Aim:
Please return the full listing below without altering anything.

Data shown:
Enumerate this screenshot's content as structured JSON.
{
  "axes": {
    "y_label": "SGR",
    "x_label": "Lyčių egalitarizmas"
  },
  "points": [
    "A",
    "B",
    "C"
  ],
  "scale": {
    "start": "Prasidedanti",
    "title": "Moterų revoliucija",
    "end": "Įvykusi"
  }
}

Solved problem:
Enumerate this screenshot's content as structured JSON.
{
  "axes": {
    "y_label": "SGR",
    "x_label": "Lyčių egalitarizmas"
  },
  "points": [
    "A",
    "B",
    "C"
  ],
  "scale": {
    "start": "Prasidedanti",
    "title": "Moterų revoliucija",
    "end": "Įvykusi"
  }
}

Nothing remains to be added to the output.